Task:
Take every line where the string "Abstract" appears and copy it.

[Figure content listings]

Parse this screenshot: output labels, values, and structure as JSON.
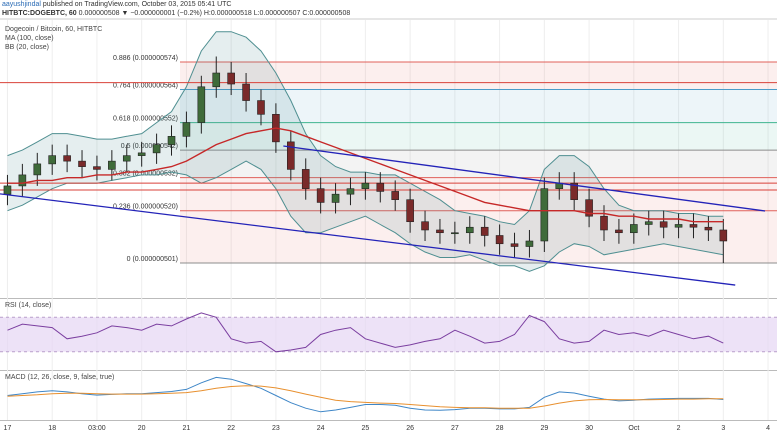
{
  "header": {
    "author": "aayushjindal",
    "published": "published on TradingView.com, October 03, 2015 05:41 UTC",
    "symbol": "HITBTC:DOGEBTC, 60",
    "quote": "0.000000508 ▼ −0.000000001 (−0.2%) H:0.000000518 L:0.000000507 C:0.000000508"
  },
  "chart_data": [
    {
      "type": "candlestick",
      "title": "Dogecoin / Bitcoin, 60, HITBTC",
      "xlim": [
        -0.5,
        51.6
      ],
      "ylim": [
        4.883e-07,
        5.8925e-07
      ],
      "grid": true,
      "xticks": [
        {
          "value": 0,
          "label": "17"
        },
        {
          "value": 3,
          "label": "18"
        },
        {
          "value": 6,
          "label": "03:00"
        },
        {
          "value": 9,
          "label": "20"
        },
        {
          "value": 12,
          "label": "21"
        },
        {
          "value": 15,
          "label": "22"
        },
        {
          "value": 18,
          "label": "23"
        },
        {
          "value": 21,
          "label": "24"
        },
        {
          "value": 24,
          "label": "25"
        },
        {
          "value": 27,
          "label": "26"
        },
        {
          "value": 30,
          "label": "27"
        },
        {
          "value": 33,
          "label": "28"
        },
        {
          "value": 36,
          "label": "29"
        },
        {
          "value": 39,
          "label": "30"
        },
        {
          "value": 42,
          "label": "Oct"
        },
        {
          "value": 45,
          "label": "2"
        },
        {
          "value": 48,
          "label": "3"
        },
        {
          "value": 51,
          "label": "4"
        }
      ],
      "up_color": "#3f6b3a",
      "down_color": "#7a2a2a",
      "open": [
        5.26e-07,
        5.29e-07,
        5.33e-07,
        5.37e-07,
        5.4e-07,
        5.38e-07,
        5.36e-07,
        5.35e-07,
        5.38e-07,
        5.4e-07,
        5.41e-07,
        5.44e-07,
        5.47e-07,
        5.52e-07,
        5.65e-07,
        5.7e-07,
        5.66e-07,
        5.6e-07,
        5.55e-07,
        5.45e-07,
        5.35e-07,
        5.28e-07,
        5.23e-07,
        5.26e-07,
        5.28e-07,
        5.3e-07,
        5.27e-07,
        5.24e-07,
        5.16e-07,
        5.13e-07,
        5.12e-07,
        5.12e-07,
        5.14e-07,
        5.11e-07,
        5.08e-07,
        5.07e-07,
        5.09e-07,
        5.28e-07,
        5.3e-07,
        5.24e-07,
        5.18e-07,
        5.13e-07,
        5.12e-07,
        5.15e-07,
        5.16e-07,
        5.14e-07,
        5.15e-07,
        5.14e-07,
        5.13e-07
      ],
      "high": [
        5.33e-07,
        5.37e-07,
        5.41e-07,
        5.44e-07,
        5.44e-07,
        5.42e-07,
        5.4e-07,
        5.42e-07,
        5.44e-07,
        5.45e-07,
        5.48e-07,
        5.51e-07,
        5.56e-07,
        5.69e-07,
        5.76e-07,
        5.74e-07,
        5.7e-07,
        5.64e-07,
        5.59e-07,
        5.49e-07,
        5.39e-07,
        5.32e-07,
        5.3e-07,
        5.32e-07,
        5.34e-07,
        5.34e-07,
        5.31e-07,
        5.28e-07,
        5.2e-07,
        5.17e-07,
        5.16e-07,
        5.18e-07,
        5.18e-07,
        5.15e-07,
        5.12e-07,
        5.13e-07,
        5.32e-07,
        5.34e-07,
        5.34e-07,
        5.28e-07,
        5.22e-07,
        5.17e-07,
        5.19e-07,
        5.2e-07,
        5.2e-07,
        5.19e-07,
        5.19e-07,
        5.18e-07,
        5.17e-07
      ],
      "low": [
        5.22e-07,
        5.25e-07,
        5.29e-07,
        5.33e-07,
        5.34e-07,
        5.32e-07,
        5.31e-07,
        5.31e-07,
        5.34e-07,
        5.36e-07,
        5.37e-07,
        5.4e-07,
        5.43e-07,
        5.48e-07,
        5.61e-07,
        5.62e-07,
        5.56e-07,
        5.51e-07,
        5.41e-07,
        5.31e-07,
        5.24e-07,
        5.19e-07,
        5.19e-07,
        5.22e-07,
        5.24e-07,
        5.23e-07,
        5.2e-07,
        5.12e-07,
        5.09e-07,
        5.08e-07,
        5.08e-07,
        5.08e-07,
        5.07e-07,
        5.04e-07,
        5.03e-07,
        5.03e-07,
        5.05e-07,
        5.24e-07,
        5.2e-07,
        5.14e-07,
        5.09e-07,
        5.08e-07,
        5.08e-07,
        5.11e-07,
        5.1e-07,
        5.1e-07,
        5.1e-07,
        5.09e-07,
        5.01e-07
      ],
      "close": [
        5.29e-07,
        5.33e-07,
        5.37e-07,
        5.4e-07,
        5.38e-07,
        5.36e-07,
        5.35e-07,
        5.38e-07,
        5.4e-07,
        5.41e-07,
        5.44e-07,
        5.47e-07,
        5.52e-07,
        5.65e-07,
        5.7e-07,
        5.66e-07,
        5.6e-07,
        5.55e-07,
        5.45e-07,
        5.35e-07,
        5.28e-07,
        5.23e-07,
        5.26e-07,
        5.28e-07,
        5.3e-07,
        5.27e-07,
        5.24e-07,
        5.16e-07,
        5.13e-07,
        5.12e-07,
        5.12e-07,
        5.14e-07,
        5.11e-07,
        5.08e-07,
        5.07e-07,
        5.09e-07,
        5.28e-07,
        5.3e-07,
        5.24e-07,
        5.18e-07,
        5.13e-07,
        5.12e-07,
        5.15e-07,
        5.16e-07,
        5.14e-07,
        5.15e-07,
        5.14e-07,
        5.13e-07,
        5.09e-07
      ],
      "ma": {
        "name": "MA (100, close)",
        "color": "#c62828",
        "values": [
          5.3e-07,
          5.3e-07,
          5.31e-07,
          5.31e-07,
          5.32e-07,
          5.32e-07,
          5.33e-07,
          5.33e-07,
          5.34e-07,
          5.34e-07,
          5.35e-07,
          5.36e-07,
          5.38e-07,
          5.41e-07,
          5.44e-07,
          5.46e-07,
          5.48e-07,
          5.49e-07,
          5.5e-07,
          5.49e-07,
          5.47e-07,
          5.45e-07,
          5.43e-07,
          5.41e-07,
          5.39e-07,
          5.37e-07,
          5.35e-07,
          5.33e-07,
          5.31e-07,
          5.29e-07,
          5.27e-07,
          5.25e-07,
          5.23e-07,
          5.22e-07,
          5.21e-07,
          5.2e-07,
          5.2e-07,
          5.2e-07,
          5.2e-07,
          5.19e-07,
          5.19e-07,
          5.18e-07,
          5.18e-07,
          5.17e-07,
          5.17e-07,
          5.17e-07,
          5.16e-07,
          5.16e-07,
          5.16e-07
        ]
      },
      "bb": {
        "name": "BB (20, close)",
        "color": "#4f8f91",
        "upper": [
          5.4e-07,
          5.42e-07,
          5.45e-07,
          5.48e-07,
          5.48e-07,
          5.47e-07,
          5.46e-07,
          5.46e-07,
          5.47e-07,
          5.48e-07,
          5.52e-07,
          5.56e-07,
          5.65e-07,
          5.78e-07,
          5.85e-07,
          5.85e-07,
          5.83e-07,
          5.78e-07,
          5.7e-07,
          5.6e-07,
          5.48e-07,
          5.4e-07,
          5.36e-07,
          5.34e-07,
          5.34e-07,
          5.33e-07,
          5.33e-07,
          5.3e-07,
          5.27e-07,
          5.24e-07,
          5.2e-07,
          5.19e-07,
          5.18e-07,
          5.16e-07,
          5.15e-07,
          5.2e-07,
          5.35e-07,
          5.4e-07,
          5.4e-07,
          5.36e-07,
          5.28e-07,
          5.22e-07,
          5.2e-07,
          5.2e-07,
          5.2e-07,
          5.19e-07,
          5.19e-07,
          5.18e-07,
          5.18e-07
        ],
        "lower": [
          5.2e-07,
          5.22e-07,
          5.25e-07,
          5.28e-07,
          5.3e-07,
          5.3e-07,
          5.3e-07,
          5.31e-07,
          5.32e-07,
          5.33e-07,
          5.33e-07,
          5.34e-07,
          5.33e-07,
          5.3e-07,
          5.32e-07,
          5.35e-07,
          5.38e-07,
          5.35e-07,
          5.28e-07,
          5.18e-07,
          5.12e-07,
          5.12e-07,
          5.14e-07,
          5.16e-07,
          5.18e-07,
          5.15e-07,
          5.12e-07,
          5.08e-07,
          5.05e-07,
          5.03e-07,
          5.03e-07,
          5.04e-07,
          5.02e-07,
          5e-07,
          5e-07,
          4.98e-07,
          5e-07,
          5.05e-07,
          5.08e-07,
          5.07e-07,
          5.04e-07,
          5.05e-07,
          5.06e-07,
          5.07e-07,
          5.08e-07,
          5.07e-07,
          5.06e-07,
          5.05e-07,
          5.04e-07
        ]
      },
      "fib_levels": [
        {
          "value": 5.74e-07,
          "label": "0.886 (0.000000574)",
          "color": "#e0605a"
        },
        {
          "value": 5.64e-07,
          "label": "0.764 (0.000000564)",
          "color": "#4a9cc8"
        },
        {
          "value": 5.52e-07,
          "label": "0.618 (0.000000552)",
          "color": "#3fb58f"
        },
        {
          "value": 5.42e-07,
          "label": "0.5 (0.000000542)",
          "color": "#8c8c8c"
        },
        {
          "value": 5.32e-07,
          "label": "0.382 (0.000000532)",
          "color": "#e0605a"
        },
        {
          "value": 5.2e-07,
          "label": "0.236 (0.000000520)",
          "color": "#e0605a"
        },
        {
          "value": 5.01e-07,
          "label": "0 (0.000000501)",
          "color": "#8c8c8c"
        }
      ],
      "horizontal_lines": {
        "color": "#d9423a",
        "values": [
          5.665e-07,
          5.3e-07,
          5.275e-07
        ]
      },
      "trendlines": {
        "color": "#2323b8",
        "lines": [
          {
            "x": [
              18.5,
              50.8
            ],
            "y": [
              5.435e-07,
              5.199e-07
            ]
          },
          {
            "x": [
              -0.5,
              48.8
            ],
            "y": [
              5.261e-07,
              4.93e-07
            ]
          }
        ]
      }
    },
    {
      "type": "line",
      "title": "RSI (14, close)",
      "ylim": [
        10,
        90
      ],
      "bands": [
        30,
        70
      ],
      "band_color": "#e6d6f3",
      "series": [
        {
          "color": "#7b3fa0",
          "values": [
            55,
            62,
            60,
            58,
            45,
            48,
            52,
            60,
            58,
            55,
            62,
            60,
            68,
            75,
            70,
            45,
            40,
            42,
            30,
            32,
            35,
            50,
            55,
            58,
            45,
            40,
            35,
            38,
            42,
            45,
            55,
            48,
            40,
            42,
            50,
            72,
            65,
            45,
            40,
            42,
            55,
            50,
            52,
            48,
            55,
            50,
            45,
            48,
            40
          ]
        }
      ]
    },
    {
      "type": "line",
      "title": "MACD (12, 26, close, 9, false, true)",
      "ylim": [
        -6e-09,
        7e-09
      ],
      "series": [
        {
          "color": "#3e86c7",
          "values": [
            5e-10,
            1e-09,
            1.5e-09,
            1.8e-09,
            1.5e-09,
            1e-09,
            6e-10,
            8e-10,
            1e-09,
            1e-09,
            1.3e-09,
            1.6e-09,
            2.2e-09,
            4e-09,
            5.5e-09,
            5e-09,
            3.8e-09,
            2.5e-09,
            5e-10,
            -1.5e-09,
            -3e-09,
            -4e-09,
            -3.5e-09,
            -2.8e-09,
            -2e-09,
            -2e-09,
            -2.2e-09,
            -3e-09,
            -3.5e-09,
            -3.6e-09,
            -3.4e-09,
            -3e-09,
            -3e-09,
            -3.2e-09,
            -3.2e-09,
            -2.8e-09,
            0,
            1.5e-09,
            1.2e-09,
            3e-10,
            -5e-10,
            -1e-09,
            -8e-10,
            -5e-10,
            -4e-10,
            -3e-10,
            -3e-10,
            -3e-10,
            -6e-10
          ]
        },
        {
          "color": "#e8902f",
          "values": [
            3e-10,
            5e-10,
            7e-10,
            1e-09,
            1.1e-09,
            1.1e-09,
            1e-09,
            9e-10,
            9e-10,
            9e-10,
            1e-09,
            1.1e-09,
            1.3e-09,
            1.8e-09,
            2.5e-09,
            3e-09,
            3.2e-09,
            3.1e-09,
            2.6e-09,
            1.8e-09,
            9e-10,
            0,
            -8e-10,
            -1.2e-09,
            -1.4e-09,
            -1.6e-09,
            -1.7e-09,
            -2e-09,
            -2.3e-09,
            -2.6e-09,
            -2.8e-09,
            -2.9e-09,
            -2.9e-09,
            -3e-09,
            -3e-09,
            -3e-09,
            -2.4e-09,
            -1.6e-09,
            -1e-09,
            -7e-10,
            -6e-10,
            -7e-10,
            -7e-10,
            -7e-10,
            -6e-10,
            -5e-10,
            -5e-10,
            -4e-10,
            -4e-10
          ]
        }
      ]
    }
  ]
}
--
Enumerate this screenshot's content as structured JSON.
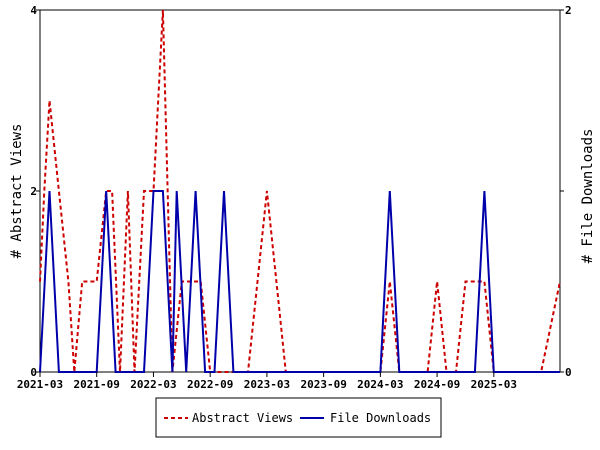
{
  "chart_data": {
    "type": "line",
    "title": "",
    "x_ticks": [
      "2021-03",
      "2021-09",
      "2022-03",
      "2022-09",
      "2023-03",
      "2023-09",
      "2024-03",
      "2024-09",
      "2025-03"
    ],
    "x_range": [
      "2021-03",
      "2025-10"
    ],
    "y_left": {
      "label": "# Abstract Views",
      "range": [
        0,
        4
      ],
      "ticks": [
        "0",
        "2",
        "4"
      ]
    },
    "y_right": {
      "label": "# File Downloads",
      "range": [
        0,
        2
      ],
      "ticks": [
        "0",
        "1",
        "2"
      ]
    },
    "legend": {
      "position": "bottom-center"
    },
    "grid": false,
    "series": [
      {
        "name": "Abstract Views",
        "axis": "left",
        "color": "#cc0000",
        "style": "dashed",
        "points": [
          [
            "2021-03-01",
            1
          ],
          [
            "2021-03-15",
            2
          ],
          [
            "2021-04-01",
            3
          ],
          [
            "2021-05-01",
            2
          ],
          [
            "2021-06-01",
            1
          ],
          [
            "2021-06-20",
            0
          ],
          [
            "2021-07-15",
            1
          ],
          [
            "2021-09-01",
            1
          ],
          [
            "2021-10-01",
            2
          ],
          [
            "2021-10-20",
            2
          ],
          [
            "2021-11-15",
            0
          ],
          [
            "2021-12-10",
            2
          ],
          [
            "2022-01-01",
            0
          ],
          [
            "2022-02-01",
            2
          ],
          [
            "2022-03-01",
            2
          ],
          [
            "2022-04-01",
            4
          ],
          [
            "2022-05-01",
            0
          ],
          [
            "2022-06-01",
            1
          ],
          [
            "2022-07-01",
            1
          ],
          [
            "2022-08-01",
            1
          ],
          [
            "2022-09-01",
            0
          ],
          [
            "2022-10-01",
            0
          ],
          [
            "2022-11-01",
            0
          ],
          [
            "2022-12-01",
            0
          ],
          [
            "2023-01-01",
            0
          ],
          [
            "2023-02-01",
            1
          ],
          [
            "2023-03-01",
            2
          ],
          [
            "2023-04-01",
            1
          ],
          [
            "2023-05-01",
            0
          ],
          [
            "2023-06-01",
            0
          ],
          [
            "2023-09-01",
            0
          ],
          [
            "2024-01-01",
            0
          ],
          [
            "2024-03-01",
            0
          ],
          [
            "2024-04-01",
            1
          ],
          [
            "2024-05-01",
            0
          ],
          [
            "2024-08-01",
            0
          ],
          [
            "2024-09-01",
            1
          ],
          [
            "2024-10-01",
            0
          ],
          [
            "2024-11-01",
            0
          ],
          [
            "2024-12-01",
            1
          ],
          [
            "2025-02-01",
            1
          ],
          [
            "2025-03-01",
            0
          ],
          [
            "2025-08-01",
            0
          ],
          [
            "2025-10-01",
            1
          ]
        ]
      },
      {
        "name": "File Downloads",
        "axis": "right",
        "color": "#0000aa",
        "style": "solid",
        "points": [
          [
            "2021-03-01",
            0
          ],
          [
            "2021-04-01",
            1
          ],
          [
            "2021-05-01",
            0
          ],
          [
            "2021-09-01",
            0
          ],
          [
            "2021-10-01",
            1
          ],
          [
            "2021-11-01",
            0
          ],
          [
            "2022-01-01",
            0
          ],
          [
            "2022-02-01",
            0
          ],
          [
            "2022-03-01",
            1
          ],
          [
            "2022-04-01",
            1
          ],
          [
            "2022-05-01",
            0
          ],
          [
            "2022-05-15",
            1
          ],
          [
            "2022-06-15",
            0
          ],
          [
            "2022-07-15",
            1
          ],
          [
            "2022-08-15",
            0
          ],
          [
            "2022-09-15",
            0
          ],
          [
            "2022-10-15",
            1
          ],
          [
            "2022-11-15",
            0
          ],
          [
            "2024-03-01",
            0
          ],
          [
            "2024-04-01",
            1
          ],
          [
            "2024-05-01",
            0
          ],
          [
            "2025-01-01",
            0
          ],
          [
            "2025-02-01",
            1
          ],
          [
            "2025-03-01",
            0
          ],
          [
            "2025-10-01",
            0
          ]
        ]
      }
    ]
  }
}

Task output:
      "label": "# Abstract Views",
        "name": "Abstract Views",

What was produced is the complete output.